▶ **RECORDS PROVIDED**:
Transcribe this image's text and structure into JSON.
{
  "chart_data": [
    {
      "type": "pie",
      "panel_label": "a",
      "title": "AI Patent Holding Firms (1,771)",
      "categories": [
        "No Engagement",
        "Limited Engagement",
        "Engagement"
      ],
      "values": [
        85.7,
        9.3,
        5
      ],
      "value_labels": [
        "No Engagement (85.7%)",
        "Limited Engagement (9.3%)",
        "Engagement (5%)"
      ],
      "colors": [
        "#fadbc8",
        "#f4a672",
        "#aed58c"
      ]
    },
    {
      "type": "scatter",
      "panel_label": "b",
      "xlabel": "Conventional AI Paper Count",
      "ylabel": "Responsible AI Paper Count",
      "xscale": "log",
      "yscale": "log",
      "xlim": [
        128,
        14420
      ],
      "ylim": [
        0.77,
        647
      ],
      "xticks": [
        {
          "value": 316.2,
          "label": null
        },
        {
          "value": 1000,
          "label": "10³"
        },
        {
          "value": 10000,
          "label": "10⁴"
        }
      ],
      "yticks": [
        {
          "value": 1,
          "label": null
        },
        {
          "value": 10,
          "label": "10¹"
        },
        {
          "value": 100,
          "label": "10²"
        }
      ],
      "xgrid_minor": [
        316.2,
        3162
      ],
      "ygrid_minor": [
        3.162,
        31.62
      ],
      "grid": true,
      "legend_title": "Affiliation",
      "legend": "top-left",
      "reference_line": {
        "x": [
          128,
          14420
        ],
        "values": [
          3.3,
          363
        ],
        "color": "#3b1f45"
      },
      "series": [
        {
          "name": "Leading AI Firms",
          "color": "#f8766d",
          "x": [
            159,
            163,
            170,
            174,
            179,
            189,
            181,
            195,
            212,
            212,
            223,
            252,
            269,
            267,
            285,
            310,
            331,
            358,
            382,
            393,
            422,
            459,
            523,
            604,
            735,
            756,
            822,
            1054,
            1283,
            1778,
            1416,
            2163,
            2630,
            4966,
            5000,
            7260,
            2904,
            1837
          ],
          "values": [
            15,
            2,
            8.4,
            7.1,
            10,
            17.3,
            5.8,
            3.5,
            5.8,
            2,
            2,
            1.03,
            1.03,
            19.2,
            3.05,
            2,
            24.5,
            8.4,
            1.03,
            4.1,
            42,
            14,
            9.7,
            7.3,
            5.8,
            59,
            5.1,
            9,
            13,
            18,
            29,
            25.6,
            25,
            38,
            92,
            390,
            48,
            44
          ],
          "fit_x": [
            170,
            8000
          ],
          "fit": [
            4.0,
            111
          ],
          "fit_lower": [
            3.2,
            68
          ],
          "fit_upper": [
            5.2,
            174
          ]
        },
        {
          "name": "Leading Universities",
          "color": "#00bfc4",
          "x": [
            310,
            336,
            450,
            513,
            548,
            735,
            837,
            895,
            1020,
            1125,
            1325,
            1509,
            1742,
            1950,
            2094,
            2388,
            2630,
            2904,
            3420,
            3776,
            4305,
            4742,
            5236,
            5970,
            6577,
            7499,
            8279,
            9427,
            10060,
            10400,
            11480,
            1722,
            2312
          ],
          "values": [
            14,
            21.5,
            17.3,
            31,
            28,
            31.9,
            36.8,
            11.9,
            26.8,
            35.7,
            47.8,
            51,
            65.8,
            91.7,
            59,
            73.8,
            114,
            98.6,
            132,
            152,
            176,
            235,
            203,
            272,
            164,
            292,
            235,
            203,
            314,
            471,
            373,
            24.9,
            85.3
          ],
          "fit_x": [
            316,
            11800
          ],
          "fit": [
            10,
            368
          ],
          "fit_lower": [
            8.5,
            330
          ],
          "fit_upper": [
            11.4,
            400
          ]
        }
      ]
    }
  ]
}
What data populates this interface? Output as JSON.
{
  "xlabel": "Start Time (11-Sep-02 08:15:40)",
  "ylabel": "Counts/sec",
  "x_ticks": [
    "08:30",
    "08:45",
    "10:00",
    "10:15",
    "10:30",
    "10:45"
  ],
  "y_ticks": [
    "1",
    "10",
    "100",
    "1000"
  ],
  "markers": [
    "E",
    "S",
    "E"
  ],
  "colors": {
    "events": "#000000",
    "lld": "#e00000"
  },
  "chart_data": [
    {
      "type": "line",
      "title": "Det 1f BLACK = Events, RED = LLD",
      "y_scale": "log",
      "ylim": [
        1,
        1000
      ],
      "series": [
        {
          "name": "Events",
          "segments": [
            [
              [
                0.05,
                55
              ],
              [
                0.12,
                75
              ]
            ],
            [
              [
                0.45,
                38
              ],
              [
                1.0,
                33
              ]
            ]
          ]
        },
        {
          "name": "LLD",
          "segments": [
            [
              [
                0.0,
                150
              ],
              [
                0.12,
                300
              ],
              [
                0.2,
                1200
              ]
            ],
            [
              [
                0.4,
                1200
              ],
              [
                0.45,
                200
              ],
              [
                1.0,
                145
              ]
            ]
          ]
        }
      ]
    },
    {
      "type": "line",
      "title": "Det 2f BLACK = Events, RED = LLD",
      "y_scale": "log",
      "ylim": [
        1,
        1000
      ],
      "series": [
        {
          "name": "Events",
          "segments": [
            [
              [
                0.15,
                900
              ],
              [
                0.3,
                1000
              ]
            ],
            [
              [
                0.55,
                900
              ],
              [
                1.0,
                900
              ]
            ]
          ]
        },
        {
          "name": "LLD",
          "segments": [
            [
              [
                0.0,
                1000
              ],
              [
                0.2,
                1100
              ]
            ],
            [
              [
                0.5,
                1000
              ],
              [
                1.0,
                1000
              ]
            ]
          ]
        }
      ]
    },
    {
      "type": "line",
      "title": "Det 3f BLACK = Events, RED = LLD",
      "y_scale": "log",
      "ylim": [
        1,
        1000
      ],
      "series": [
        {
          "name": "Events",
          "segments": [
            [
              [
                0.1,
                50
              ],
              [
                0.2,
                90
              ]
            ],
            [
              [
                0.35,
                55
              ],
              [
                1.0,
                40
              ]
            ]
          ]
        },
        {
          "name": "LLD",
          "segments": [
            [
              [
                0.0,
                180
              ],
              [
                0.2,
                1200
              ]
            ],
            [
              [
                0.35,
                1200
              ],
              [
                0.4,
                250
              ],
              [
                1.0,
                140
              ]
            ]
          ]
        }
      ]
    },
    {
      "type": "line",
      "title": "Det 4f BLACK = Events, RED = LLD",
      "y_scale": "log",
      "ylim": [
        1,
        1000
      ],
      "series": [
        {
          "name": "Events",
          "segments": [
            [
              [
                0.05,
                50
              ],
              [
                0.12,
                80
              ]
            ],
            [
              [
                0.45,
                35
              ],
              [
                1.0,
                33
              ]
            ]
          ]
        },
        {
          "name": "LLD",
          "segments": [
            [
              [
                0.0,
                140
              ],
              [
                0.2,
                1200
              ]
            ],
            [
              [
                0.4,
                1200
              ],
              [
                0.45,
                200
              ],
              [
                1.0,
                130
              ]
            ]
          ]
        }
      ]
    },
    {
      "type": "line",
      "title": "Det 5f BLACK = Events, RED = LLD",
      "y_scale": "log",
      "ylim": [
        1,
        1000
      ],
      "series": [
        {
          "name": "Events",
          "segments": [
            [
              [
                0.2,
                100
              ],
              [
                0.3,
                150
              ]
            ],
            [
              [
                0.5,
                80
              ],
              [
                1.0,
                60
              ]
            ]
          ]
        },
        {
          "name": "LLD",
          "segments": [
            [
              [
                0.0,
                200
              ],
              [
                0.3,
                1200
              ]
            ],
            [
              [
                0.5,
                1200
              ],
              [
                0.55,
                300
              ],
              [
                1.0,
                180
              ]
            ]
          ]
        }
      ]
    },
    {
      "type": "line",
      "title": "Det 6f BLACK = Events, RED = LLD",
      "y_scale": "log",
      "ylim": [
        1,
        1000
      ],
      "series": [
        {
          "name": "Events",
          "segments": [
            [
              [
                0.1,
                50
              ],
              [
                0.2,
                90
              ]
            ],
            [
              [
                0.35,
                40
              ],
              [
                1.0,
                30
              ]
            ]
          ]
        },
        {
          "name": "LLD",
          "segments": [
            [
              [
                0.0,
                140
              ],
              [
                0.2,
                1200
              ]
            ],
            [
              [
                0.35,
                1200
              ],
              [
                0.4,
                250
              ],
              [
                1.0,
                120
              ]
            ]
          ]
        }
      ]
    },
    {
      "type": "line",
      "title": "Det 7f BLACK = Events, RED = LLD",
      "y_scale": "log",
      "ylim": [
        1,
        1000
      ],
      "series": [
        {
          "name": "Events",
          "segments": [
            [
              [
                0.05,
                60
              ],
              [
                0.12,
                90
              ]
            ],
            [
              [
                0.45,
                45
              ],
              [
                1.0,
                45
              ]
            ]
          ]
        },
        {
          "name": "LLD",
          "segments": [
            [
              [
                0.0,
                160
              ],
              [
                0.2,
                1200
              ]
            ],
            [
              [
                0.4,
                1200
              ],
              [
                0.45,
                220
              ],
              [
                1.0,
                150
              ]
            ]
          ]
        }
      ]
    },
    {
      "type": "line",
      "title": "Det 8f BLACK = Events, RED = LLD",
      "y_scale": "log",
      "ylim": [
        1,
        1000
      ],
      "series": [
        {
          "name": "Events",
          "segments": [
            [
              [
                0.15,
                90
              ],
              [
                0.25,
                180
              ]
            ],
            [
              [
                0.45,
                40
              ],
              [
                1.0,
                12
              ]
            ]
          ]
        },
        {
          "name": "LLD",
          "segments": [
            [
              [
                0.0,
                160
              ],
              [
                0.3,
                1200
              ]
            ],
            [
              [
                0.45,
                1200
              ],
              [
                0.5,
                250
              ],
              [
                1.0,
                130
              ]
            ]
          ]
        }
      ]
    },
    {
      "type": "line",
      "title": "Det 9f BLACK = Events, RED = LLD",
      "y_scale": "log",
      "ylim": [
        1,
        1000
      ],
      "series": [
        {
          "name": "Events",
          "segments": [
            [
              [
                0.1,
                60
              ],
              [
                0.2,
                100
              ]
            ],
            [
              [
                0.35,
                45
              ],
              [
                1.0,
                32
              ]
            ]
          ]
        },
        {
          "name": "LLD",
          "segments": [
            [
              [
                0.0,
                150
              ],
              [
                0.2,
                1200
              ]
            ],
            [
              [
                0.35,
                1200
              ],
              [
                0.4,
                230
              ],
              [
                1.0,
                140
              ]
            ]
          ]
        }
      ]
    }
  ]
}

▶ **BRIEF**: Pick out every line holding the string "Paper" and return it.

▶ **WRITTEN ANSWER**:
      "xlabel": "Conventional AI Paper Count",
      "ylabel": "Responsible AI Paper Count",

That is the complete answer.